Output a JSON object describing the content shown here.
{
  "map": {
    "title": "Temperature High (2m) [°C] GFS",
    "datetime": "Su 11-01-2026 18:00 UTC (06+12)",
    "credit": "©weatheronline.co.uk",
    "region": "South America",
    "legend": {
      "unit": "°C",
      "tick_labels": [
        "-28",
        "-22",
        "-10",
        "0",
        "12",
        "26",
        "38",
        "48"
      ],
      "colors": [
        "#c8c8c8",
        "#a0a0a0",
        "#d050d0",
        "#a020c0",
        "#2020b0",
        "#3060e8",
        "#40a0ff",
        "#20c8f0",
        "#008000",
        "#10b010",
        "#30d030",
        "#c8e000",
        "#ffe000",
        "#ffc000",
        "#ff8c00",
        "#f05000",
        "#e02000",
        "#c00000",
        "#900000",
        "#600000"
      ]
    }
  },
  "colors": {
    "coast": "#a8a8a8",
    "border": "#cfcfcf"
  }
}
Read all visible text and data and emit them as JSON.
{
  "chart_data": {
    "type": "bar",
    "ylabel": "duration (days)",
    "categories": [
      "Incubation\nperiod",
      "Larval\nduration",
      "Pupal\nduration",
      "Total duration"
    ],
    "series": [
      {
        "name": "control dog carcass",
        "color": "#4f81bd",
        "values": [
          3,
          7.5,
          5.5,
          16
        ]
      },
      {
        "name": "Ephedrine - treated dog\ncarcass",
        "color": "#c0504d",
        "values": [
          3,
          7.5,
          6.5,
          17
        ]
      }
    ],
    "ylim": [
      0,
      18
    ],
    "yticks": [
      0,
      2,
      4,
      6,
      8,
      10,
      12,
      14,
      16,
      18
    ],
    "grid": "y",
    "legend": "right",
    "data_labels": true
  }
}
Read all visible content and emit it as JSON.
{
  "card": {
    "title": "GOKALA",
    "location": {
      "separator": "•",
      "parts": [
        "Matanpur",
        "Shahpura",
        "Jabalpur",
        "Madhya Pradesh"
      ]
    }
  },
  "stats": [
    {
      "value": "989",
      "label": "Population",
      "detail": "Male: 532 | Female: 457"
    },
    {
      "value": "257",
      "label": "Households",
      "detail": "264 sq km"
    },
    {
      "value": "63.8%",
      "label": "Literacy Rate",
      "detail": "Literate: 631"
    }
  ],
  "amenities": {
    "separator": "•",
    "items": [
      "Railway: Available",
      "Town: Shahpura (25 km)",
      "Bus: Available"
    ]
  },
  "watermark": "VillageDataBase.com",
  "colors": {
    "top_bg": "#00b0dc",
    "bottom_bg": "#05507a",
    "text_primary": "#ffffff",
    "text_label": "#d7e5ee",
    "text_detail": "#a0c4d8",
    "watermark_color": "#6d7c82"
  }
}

# Exercise:
Print the listing above in full, exactly as it is.

# The response:
Output a JSON object describing the content shown here.
{
  "map": {
    "title": "Temperature High (2m) [°C] GFS",
    "datetime": "Su 11-01-2026 18:00 UTC (06+12)",
    "credit": "©weatheronline.co.uk",
    "region": "South America",
    "legend": {
      "unit": "°C",
      "tick_labels": [
        "-28",
        "-22",
        "-10",
        "0",
        "12",
        "26",
        "38",
        "48"
      ],
      "colors": [
        "#c8c8c8",
        "#a0a0a0",
        "#d050d0",
        "#a020c0",
        "#2020b0",
        "#3060e8",
        "#40a0ff",
        "#20c8f0",
        "#008000",
        "#10b010",
        "#30d030",
        "#c8e000",
        "#ffe000",
        "#ffc000",
        "#ff8c00",
        "#f05000",
        "#e02000",
        "#c00000",
        "#900000",
        "#600000"
      ]
    }
  },
  "colors": {
    "coast": "#a8a8a8",
    "border": "#cfcfcf"
  }
}
Read all visible text and data and emit them as JSON.
{
  "chart_data": {
    "type": "bar",
    "ylabel": "duration (days)",
    "categories": [
      "Incubation\nperiod",
      "Larval\nduration",
      "Pupal\nduration",
      "Total duration"
    ],
    "series": [
      {
        "name": "control dog carcass",
        "color": "#4f81bd",
        "values": [
          3,
          7.5,
          5.5,
          16
        ]
      },
      {
        "name": "Ephedrine - treated dog\ncarcass",
        "color": "#c0504d",
        "values": [
          3,
          7.5,
          6.5,
          17
        ]
      }
    ],
    "ylim": [
      0,
      18
    ],
    "yticks": [
      0,
      2,
      4,
      6,
      8,
      10,
      12,
      14,
      16,
      18
    ],
    "grid": "y",
    "legend": "right",
    "data_labels": true
  }
}
Read all visible content and emit it as JSON.
{
  "card": {
    "title": "GOKALA",
    "location": {
      "separator": "•",
      "parts": [
        "Matanpur",
        "Shahpura",
        "Jabalpur",
        "Madhya Pradesh"
      ]
    }
  },
  "stats": [
    {
      "value": "989",
      "label": "Population",
      "detail": "Male: 532 | Female: 457"
    },
    {
      "value": "257",
      "label": "Households",
      "detail": "264 sq km"
    },
    {
      "value": "63.8%",
      "label": "Literacy Rate",
      "detail": "Literate: 631"
    }
  ],
  "amenities": {
    "separator": "•",
    "items": [
      "Railway: Available",
      "Town: Shahpura (25 km)",
      "Bus: Available"
    ]
  },
  "watermark": "VillageDataBase.com",
  "colors": {
    "top_bg": "#00b0dc",
    "bottom_bg": "#05507a",
    "text_primary": "#ffffff",
    "text_label": "#d7e5ee",
    "text_detail": "#a0c4d8",
    "watermark_color": "#6d7c82"
  }
}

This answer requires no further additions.